→ **REQUIREMENTS**
Locate the line that contains "Extract all readable text from this page.". Retype it and every line after it to the end of the records, exactly, but not the pictures.

→ **DATASET EXCERPTS**
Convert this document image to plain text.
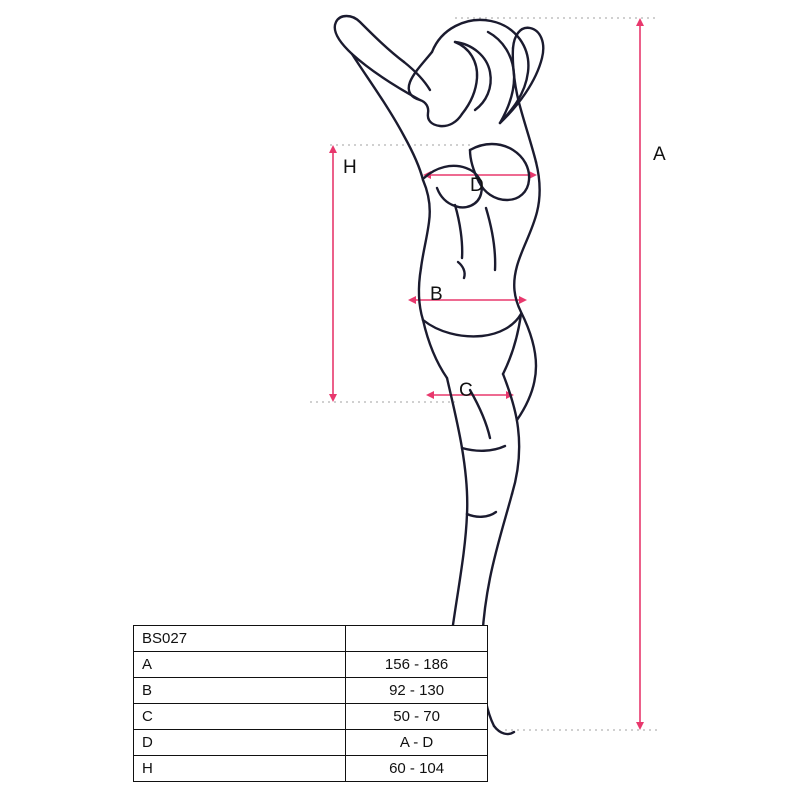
A
B
C
D
H
BS027	
A	156 - 186
B	92 - 130
C	50 - 70
D	A - D
H	60 - 104
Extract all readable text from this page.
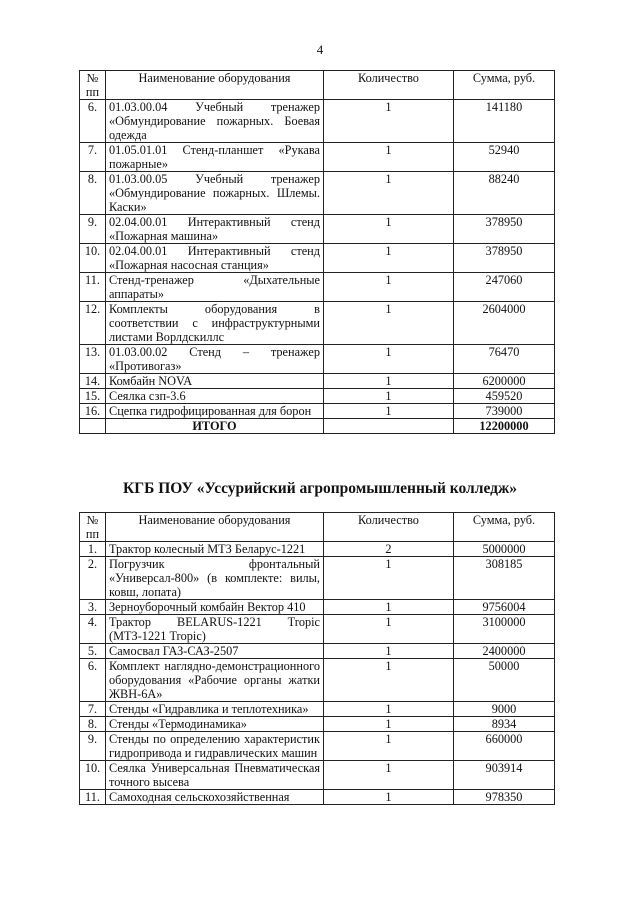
4
№ пп	Наименование оборудования	Количество	Сумма, руб.
6.	01.03.00.04 Учебный тренажер «Обмундирование пожарных. Боевая одежда	1	141180
7.	01.05.01.01 Стенд-планшет «Рукава пожарные»	1	52940
8.	01.03.00.05 Учебный тренажер «Обмундирование пожарных. Шлемы. Каски»	1	88240
9.	02.04.00.01 Интерактивный стенд «Пожарная машина»	1	378950
10.	02.04.00.01 Интерактивный стенд «Пожарная насосная станция»	1	378950
11.	Стенд-тренажер «Дыхательные аппараты»	1	247060
12.	Комплекты оборудования в соответствии с инфраструктурными листами Ворлдскиллс	1	2604000
13.	01.03.00.02 Стенд – тренажер «Противогаз»	1	76470
14.	Комбайн NOVA	1	6200000
15.	Сеялка сзп-3.6	1	459520
16.	Сцепка гидрофицированная для борон	1	739000
	ИТОГО		12200000
КГБ ПОУ «Уссурийский агропромышленный колледж»
№ пп	Наименование оборудования	Количество	Сумма, руб.
1.	Трактор колесный МТЗ Беларус-1221	2	5000000
2.	Погрузчик фронтальный «Универсал-800» (в комплекте: вилы, ковш, лопата)	1	308185
3.	Зерноуборочный комбайн Вектор 410	1	9756004
4.	Трактор BELARUS-1221 Tropic (МТЗ-1221 Tropic)	1	3100000
5.	Самосвал ГАЗ-САЗ-2507	1	2400000
6.	Комплект наглядно-демонстрационного оборудования «Рабочие органы жатки ЖВН-6А»	1	50000
7.	Стенды «Гидравлика и теплотехника»	1	9000
8.	Стенды «Термодинамика»	1	8934
9.	Стенды по определению характеристик гидропривода и гидравлических машин	1	660000
10.	Сеялка Универсальная Пневматическая точного высева	1	903914
11.	Самоходная сельскохозяйственная	1	978350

→ **RESULT**
Extract all readable text from this page.
4
№ пп	Наименование оборудования	Количество	Сумма, руб.
6.	01.03.00.04 Учебный тренажер «Обмундирование пожарных. Боевая одежда	1	141180
7.	01.05.01.01 Стенд-планшет «Рукава пожарные»	1	52940
8.	01.03.00.05 Учебный тренажер «Обмундирование пожарных. Шлемы. Каски»	1	88240
9.	02.04.00.01 Интерактивный стенд «Пожарная машина»	1	378950
10.	02.04.00.01 Интерактивный стенд «Пожарная насосная станция»	1	378950
11.	Стенд-тренажер «Дыхательные аппараты»	1	247060
12.	Комплекты оборудования в соответствии с инфраструктурными листами Ворлдскиллс	1	2604000
13.	01.03.00.02 Стенд – тренажер «Противогаз»	1	76470
14.	Комбайн NOVA	1	6200000
15.	Сеялка сзп-3.6	1	459520
16.	Сцепка гидрофицированная для борон	1	739000
	ИТОГО		12200000
КГБ ПОУ «Уссурийский агропромышленный колледж»
№ пп	Наименование оборудования	Количество	Сумма, руб.
1.	Трактор колесный МТЗ Беларус-1221	2	5000000
2.	Погрузчик фронтальный «Универсал-800» (в комплекте: вилы, ковш, лопата)	1	308185
3.	Зерноуборочный комбайн Вектор 410	1	9756004
4.	Трактор BELARUS-1221 Tropic (МТЗ-1221 Tropic)	1	3100000
5.	Самосвал ГАЗ-САЗ-2507	1	2400000
6.	Комплект наглядно-демонстрационного оборудования «Рабочие органы жатки ЖВН-6А»	1	50000
7.	Стенды «Гидравлика и теплотехника»	1	9000
8.	Стенды «Термодинамика»	1	8934
9.	Стенды по определению характеристик гидропривода и гидравлических машин	1	660000
10.	Сеялка Универсальная Пневматическая точного высева	1	903914
11.	Самоходная сельскохозяйственная	1	978350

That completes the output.